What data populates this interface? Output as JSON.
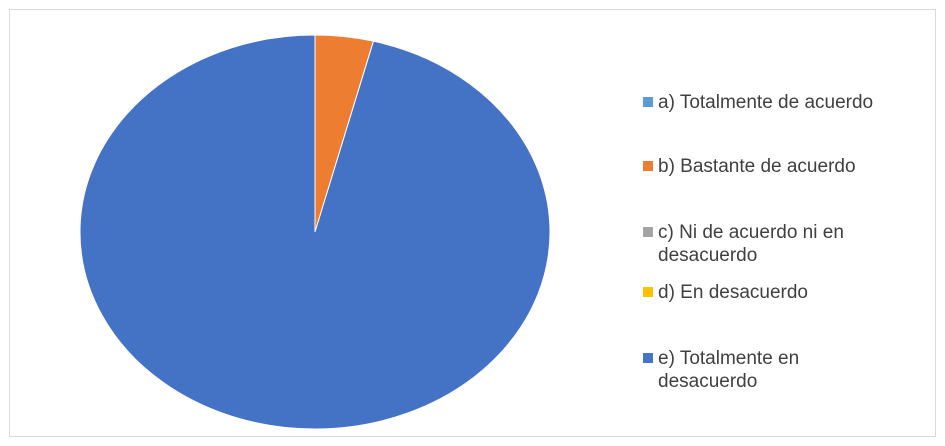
{
  "chart_data": {
    "type": "pie",
    "start_angle_deg": 0,
    "direction": "clockwise",
    "slices": [
      {
        "label": "a)    Totalmente de acuerdo",
        "value": 0,
        "color": "#5B9BD5"
      },
      {
        "label": "b)    Bastante de acuerdo",
        "value": 4,
        "color": "#ED7D31"
      },
      {
        "label": "c)    Ni de acuerdo ni en\ndesacuerdo",
        "value": 0,
        "color": "#A5A5A5"
      },
      {
        "label": "d)    En desacuerdo",
        "value": 0,
        "color": "#FFC000"
      },
      {
        "label": "e)    Totalmente en\ndesacuerdo",
        "value": 96,
        "color": "#4472C4"
      }
    ],
    "legend_position": "right"
  }
}
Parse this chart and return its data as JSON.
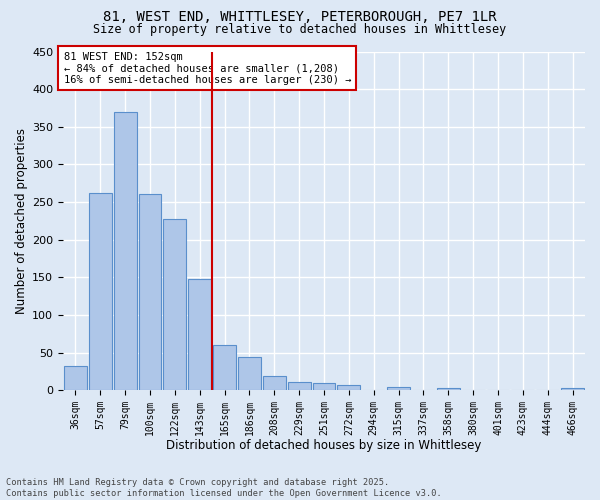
{
  "title1": "81, WEST END, WHITTLESEY, PETERBOROUGH, PE7 1LR",
  "title2": "Size of property relative to detached houses in Whittlesey",
  "xlabel": "Distribution of detached houses by size in Whittlesey",
  "ylabel": "Number of detached properties",
  "bar_labels": [
    "36sqm",
    "57sqm",
    "79sqm",
    "100sqm",
    "122sqm",
    "143sqm",
    "165sqm",
    "186sqm",
    "208sqm",
    "229sqm",
    "251sqm",
    "272sqm",
    "294sqm",
    "315sqm",
    "337sqm",
    "358sqm",
    "380sqm",
    "401sqm",
    "423sqm",
    "444sqm",
    "466sqm"
  ],
  "bar_values": [
    33,
    262,
    370,
    261,
    228,
    148,
    60,
    44,
    19,
    11,
    10,
    7,
    0,
    5,
    0,
    3,
    0,
    0,
    0,
    0,
    3
  ],
  "bar_color": "#aec6e8",
  "bar_edge_color": "#5a8fcc",
  "annotation_line1": "81 WEST END: 152sqm",
  "annotation_line2": "← 84% of detached houses are smaller (1,208)",
  "annotation_line3": "16% of semi-detached houses are larger (230) →",
  "annotation_box_color": "#ffffff",
  "annotation_box_edgecolor": "#cc0000",
  "vline_color": "#cc0000",
  "vline_x_index": 5.5,
  "background_color": "#dde8f5",
  "grid_color": "#ffffff",
  "footer1": "Contains HM Land Registry data © Crown copyright and database right 2025.",
  "footer2": "Contains public sector information licensed under the Open Government Licence v3.0.",
  "ylim": [
    0,
    450
  ],
  "yticks": [
    0,
    50,
    100,
    150,
    200,
    250,
    300,
    350,
    400,
    450
  ]
}
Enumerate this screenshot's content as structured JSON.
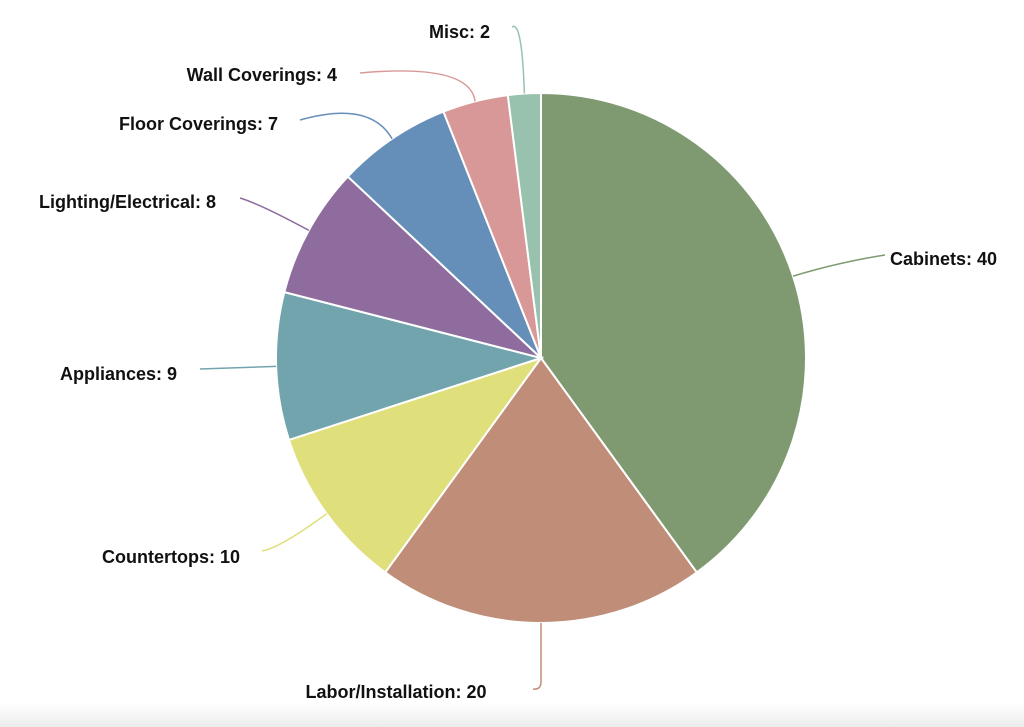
{
  "chart_data": {
    "type": "pie",
    "title": "",
    "start_angle": "top",
    "direction": "clockwise",
    "slices": [
      {
        "label": "Cabinets",
        "value": 40,
        "text": "Cabinets: 40",
        "color": "#7f9a71"
      },
      {
        "label": "Labor/Installation",
        "value": 20,
        "text": "Labor/Installation: 20",
        "color": "#bf8d78"
      },
      {
        "label": "Countertops",
        "value": 10,
        "text": "Countertops: 10",
        "color": "#dfe07b"
      },
      {
        "label": "Appliances",
        "value": 9,
        "text": "Appliances: 9",
        "color": "#71a4ad"
      },
      {
        "label": "Lighting/Electrical",
        "value": 8,
        "text": "Lighting/Electrical: 8",
        "color": "#8e6c9d"
      },
      {
        "label": "Floor Coverings",
        "value": 7,
        "text": "Floor Coverings: 7",
        "color": "#658fb8"
      },
      {
        "label": "Wall Coverings",
        "value": 4,
        "text": "Wall Coverings: 4",
        "color": "#d99898"
      },
      {
        "label": "Misc",
        "value": 2,
        "text": "Misc: 2",
        "color": "#98c2ae"
      }
    ],
    "legend": "none"
  }
}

* What is needed *
Extract from the material all lines containing the string "Appliances".

* Solution *
        "label": "Appliances",
        "text": "Appliances: 9",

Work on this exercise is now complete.